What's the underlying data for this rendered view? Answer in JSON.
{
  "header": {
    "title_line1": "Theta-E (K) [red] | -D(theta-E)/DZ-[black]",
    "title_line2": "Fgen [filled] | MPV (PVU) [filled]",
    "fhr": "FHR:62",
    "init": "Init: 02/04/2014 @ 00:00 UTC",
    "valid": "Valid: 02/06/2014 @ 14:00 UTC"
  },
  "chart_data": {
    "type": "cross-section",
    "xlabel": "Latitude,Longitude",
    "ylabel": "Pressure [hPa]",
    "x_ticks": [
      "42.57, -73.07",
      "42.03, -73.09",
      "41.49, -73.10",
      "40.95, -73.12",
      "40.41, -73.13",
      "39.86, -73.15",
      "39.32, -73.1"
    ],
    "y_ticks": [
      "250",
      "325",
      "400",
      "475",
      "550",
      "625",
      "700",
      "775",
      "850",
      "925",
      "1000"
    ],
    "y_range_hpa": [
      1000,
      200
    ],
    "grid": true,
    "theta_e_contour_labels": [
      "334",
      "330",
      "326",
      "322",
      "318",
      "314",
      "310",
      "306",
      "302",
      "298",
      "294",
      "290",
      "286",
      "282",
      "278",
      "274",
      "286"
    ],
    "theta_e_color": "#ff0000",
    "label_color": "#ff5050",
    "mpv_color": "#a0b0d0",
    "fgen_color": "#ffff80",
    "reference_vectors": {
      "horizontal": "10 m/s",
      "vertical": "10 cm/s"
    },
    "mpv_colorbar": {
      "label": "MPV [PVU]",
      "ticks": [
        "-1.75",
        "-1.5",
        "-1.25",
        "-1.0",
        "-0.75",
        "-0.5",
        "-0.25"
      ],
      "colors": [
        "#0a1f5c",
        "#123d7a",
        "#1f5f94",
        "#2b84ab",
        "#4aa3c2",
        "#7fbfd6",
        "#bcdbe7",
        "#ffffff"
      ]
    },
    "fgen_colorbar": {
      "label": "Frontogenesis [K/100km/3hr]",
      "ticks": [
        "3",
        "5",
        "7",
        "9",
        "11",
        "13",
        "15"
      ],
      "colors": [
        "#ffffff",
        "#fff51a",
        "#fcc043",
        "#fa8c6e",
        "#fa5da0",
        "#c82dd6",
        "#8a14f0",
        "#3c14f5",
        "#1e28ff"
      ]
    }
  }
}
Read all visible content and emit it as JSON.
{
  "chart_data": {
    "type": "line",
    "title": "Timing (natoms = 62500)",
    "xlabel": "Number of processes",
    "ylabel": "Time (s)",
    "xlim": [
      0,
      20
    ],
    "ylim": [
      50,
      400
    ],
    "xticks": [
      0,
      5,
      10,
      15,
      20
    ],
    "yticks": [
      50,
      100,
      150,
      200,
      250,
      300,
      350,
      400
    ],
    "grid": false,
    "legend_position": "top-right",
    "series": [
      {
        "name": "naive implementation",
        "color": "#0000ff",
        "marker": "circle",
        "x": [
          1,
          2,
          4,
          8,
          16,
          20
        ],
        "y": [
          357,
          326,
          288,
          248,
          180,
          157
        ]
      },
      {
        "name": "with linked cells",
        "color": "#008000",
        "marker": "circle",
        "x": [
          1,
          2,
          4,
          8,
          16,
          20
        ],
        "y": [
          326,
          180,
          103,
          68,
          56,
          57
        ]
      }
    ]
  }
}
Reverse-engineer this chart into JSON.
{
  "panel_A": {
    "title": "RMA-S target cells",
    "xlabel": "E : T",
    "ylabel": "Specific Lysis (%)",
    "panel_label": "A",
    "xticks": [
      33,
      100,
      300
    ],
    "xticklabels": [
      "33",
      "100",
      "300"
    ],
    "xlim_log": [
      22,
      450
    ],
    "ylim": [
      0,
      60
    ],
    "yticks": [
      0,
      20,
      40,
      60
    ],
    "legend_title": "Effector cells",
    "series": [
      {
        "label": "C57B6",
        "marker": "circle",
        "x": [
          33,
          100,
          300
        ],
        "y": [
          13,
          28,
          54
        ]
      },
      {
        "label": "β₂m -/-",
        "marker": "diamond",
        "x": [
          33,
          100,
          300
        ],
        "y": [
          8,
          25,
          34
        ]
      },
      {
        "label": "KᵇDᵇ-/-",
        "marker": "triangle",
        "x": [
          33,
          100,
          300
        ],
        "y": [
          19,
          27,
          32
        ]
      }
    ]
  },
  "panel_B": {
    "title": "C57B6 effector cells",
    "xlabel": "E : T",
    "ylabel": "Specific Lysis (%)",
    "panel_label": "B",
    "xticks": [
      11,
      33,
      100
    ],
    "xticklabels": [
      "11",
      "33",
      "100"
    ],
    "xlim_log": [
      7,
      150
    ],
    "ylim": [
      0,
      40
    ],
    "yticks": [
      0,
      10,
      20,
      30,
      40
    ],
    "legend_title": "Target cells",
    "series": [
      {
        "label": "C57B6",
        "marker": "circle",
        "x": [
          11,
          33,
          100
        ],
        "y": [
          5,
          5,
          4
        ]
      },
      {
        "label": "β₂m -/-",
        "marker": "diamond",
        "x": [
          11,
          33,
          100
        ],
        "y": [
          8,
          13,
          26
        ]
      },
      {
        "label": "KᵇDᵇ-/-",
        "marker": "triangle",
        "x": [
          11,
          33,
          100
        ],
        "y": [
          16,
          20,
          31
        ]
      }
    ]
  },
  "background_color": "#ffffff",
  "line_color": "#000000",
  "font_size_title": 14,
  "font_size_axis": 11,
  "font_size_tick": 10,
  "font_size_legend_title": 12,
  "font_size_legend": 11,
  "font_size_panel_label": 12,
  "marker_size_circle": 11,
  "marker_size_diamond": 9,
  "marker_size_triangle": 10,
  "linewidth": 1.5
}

^^^^

=== PROBLEM REQUIREMENTS ===
Give the records above again in full, keeping every character unchanged.

=== ANSWER TO THE EXERCISE ===
What's the underlying data for this rendered view? Answer in JSON.
{
  "header": {
    "title_line1": "Theta-E (K) [red] | -D(theta-E)/DZ-[black]",
    "title_line2": "Fgen [filled] | MPV (PVU) [filled]",
    "fhr": "FHR:62",
    "init": "Init: 02/04/2014 @ 00:00 UTC",
    "valid": "Valid: 02/06/2014 @ 14:00 UTC"
  },
  "chart_data": {
    "type": "cross-section",
    "xlabel": "Latitude,Longitude",
    "ylabel": "Pressure [hPa]",
    "x_ticks": [
      "42.57, -73.07",
      "42.03, -73.09",
      "41.49, -73.10",
      "40.95, -73.12",
      "40.41, -73.13",
      "39.86, -73.15",
      "39.32, -73.1"
    ],
    "y_ticks": [
      "250",
      "325",
      "400",
      "475",
      "550",
      "625",
      "700",
      "775",
      "850",
      "925",
      "1000"
    ],
    "y_range_hpa": [
      1000,
      200
    ],
    "grid": true,
    "theta_e_contour_labels": [
      "334",
      "330",
      "326",
      "322",
      "318",
      "314",
      "310",
      "306",
      "302",
      "298",
      "294",
      "290",
      "286",
      "282",
      "278",
      "274",
      "286"
    ],
    "theta_e_color": "#ff0000",
    "label_color": "#ff5050",
    "mpv_color": "#a0b0d0",
    "fgen_color": "#ffff80",
    "reference_vectors": {
      "horizontal": "10 m/s",
      "vertical": "10 cm/s"
    },
    "mpv_colorbar": {
      "label": "MPV [PVU]",
      "ticks": [
        "-1.75",
        "-1.5",
        "-1.25",
        "-1.0",
        "-0.75",
        "-0.5",
        "-0.25"
      ],
      "colors": [
        "#0a1f5c",
        "#123d7a",
        "#1f5f94",
        "#2b84ab",
        "#4aa3c2",
        "#7fbfd6",
        "#bcdbe7",
        "#ffffff"
      ]
    },
    "fgen_colorbar": {
      "label": "Frontogenesis [K/100km/3hr]",
      "ticks": [
        "3",
        "5",
        "7",
        "9",
        "11",
        "13",
        "15"
      ],
      "colors": [
        "#ffffff",
        "#fff51a",
        "#fcc043",
        "#fa8c6e",
        "#fa5da0",
        "#c82dd6",
        "#8a14f0",
        "#3c14f5",
        "#1e28ff"
      ]
    }
  }
}
Read all visible content and emit it as JSON.
{
  "chart_data": {
    "type": "line",
    "title": "Timing (natoms = 62500)",
    "xlabel": "Number of processes",
    "ylabel": "Time (s)",
    "xlim": [
      0,
      20
    ],
    "ylim": [
      50,
      400
    ],
    "xticks": [
      0,
      5,
      10,
      15,
      20
    ],
    "yticks": [
      50,
      100,
      150,
      200,
      250,
      300,
      350,
      400
    ],
    "grid": false,
    "legend_position": "top-right",
    "series": [
      {
        "name": "naive implementation",
        "color": "#0000ff",
        "marker": "circle",
        "x": [
          1,
          2,
          4,
          8,
          16,
          20
        ],
        "y": [
          357,
          326,
          288,
          248,
          180,
          157
        ]
      },
      {
        "name": "with linked cells",
        "color": "#008000",
        "marker": "circle",
        "x": [
          1,
          2,
          4,
          8,
          16,
          20
        ],
        "y": [
          326,
          180,
          103,
          68,
          56,
          57
        ]
      }
    ]
  }
}
Reverse-engineer this chart into JSON.
{
  "panel_A": {
    "title": "RMA-S target cells",
    "xlabel": "E : T",
    "ylabel": "Specific Lysis (%)",
    "panel_label": "A",
    "xticks": [
      33,
      100,
      300
    ],
    "xticklabels": [
      "33",
      "100",
      "300"
    ],
    "xlim_log": [
      22,
      450
    ],
    "ylim": [
      0,
      60
    ],
    "yticks": [
      0,
      20,
      40,
      60
    ],
    "legend_title": "Effector cells",
    "series": [
      {
        "label": "C57B6",
        "marker": "circle",
        "x": [
          33,
          100,
          300
        ],
        "y": [
          13,
          28,
          54
        ]
      },
      {
        "label": "β₂m -/-",
        "marker": "diamond",
        "x": [
          33,
          100,
          300
        ],
        "y": [
          8,
          25,
          34
        ]
      },
      {
        "label": "KᵇDᵇ-/-",
        "marker": "triangle",
        "x": [
          33,
          100,
          300
        ],
        "y": [
          19,
          27,
          32
        ]
      }
    ]
  },
  "panel_B": {
    "title": "C57B6 effector cells",
    "xlabel": "E : T",
    "ylabel": "Specific Lysis (%)",
    "panel_label": "B",
    "xticks": [
      11,
      33,
      100
    ],
    "xticklabels": [
      "11",
      "33",
      "100"
    ],
    "xlim_log": [
      7,
      150
    ],
    "ylim": [
      0,
      40
    ],
    "yticks": [
      0,
      10,
      20,
      30,
      40
    ],
    "legend_title": "Target cells",
    "series": [
      {
        "label": "C57B6",
        "marker": "circle",
        "x": [
          11,
          33,
          100
        ],
        "y": [
          5,
          5,
          4
        ]
      },
      {
        "label": "β₂m -/-",
        "marker": "diamond",
        "x": [
          11,
          33,
          100
        ],
        "y": [
          8,
          13,
          26
        ]
      },
      {
        "label": "KᵇDᵇ-/-",
        "marker": "triangle",
        "x": [
          11,
          33,
          100
        ],
        "y": [
          16,
          20,
          31
        ]
      }
    ]
  },
  "background_color": "#ffffff",
  "line_color": "#000000",
  "font_size_title": 14,
  "font_size_axis": 11,
  "font_size_tick": 10,
  "font_size_legend_title": 12,
  "font_size_legend": 11,
  "font_size_panel_label": 12,
  "marker_size_circle": 11,
  "marker_size_diamond": 9,
  "marker_size_triangle": 10,
  "linewidth": 1.5
}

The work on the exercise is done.